◆ DIRECTIVE: Output the entries word for word. Omit images.

◆ RAW RECORDS:
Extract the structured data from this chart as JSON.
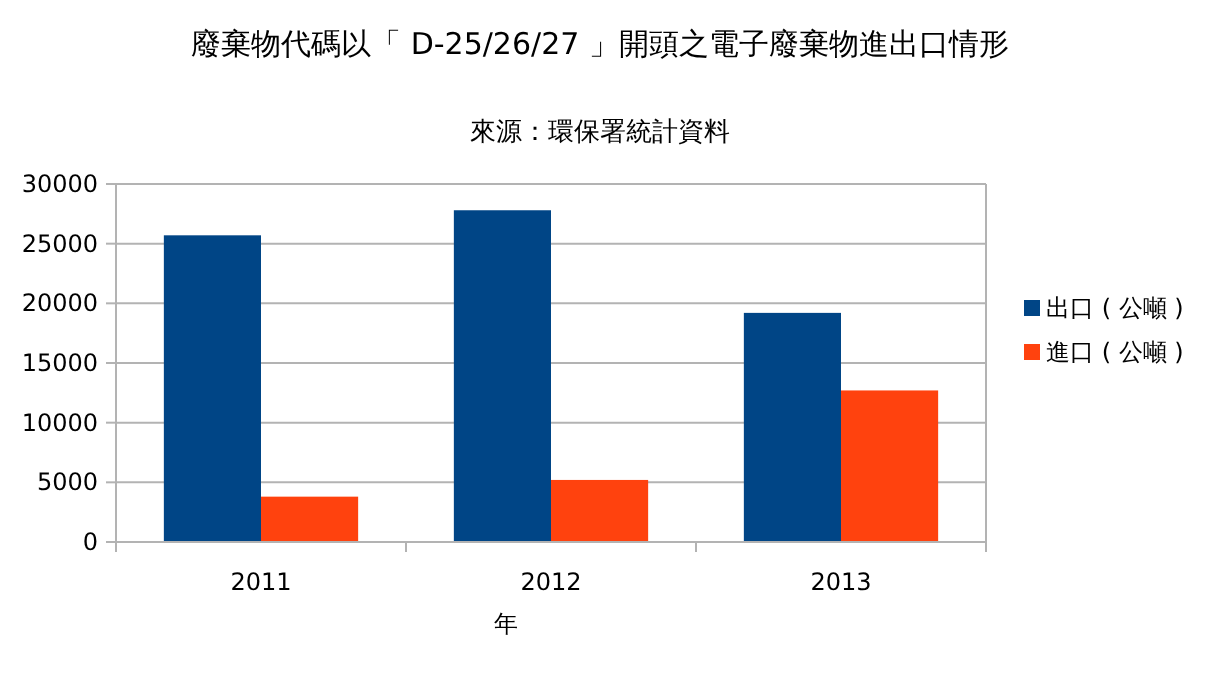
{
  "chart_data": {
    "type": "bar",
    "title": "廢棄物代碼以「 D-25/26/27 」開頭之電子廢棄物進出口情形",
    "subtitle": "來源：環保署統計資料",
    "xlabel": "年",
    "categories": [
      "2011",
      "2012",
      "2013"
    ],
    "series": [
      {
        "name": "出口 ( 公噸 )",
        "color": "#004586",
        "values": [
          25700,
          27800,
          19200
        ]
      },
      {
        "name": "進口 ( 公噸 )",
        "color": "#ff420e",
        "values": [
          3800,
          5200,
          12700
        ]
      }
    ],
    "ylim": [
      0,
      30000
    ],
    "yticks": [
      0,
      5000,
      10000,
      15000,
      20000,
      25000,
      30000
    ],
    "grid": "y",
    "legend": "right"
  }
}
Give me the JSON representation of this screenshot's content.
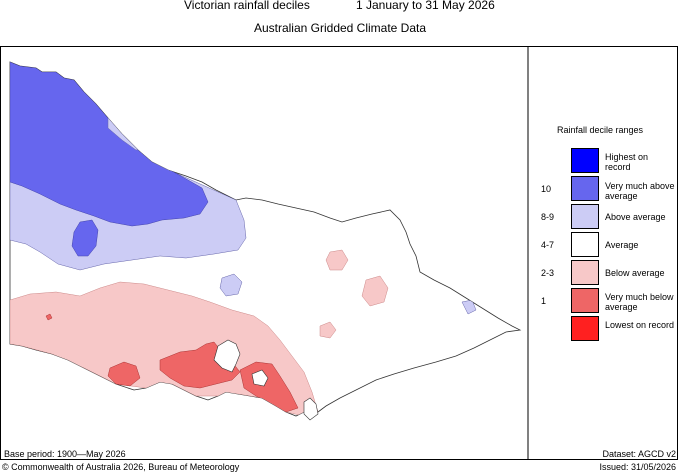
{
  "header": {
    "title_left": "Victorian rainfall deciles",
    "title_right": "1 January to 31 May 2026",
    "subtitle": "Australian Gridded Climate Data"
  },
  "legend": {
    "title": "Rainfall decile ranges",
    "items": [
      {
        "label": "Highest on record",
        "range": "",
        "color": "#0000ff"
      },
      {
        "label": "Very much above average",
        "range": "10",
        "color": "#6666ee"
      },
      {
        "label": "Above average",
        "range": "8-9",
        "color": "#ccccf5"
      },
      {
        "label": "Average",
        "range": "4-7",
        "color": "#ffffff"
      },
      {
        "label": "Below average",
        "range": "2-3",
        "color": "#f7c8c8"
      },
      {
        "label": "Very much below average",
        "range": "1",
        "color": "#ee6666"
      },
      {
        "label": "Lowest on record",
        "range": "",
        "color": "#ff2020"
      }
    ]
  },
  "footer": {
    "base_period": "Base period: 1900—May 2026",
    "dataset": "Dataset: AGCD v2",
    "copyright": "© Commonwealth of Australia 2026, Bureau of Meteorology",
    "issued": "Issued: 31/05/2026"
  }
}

◆ FULL OUTPUT:
Extract the structured data from this chart as JSON.
{
  "chart_data": {
    "type": "bar",
    "title": "廢棄物代碼以「 D-25/26/27 」開頭之電子廢棄物進出口情形",
    "subtitle": "來源：環保署統計資料",
    "xlabel": "年",
    "categories": [
      "2011",
      "2012",
      "2013"
    ],
    "series": [
      {
        "name": "出口 ( 公噸 )",
        "color": "#004586",
        "values": [
          25700,
          27800,
          19200
        ]
      },
      {
        "name": "進口 ( 公噸 )",
        "color": "#ff420e",
        "values": [
          3800,
          5200,
          12700
        ]
      }
    ],
    "ylim": [
      0,
      30000
    ],
    "yticks": [
      0,
      5000,
      10000,
      15000,
      20000,
      25000,
      30000
    ],
    "grid": "y",
    "legend": "right"
  }
}
Give me the JSON representation of this screenshot's content.
{
  "header": {
    "title_left": "Victorian rainfall deciles",
    "title_right": "1 January to 31 May 2026",
    "subtitle": "Australian Gridded Climate Data"
  },
  "legend": {
    "title": "Rainfall decile ranges",
    "items": [
      {
        "label": "Highest on record",
        "range": "",
        "color": "#0000ff"
      },
      {
        "label": "Very much above average",
        "range": "10",
        "color": "#6666ee"
      },
      {
        "label": "Above average",
        "range": "8-9",
        "color": "#ccccf5"
      },
      {
        "label": "Average",
        "range": "4-7",
        "color": "#ffffff"
      },
      {
        "label": "Below average",
        "range": "2-3",
        "color": "#f7c8c8"
      },
      {
        "label": "Very much below average",
        "range": "1",
        "color": "#ee6666"
      },
      {
        "label": "Lowest on record",
        "range": "",
        "color": "#ff2020"
      }
    ]
  },
  "footer": {
    "base_period": "Base period: 1900—May 2026",
    "dataset": "Dataset: AGCD v2",
    "copyright": "© Commonwealth of Australia 2026, Bureau of Meteorology",
    "issued": "Issued: 31/05/2026"
  }
}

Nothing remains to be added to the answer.